# start of Provided material

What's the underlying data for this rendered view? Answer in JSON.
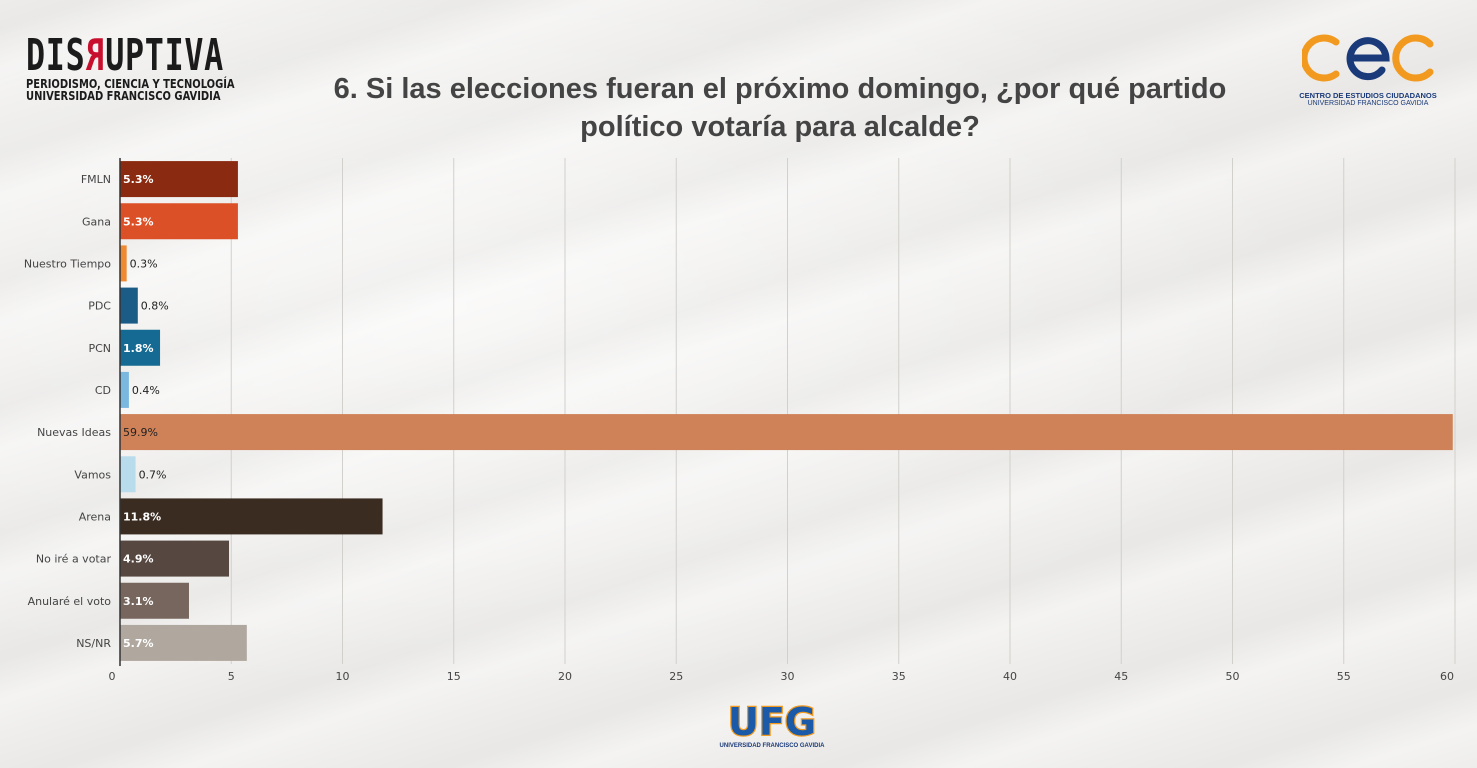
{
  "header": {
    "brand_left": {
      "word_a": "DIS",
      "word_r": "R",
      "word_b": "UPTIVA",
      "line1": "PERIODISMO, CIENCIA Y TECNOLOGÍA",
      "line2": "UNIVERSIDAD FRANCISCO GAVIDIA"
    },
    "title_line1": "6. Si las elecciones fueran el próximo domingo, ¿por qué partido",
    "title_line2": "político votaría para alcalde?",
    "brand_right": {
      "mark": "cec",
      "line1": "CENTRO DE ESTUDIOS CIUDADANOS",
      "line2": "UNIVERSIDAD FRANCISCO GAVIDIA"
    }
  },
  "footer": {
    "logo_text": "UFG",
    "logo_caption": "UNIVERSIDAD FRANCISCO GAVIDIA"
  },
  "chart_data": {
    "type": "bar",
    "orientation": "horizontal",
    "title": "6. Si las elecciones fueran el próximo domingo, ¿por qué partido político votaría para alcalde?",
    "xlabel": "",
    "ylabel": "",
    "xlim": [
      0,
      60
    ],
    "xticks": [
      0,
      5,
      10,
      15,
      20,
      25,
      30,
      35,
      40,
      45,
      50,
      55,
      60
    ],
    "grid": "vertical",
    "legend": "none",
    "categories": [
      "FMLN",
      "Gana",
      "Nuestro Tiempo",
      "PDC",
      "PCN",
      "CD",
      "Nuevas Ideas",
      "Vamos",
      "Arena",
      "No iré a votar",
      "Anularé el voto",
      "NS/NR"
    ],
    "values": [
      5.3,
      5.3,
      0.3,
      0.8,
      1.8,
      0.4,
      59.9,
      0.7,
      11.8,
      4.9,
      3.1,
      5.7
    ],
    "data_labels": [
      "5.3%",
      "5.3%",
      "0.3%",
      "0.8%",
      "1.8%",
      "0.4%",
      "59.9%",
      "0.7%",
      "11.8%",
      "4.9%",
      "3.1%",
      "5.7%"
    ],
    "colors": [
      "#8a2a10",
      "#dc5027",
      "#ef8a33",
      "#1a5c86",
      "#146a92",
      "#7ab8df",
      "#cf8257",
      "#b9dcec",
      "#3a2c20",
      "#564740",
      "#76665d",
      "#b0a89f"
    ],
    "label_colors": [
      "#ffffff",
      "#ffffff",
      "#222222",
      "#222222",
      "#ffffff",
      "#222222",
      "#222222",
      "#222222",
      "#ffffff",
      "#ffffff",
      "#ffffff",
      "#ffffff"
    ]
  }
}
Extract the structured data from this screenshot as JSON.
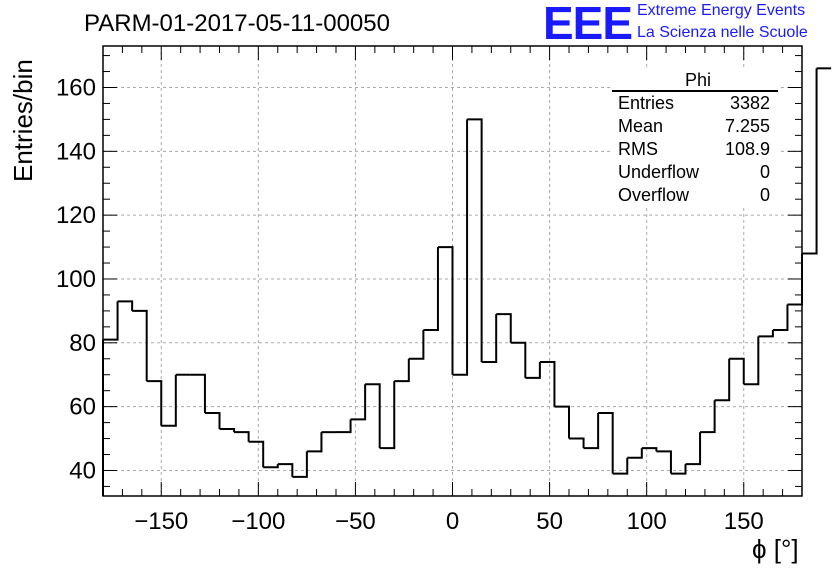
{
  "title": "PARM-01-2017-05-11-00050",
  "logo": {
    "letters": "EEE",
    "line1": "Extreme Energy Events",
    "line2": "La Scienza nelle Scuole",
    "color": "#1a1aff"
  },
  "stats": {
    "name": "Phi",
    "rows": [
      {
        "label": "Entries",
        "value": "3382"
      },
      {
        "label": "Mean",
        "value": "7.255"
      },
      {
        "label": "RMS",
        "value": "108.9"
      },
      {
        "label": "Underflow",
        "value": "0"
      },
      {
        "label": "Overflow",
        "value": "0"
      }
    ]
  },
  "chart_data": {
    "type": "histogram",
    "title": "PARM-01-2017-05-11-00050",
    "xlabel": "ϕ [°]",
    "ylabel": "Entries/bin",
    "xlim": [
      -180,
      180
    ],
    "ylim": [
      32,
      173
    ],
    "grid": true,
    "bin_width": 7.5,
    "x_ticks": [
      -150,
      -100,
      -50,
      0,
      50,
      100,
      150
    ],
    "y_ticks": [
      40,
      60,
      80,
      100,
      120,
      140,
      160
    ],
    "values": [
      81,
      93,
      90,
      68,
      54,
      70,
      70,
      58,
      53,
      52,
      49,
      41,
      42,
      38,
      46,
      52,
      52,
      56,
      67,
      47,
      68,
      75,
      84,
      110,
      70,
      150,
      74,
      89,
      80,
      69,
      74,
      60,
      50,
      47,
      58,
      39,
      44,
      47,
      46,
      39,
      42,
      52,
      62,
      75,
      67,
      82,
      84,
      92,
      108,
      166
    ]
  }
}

# end of Provided material

Task objective. Read through the data and copy every line where "para" shows up.

Answer below.
    "title_line2": "político votaría para alcalde?",
    "title": "6. Si las elecciones fueran el próximo domingo, ¿por qué partido político votaría para alcalde?",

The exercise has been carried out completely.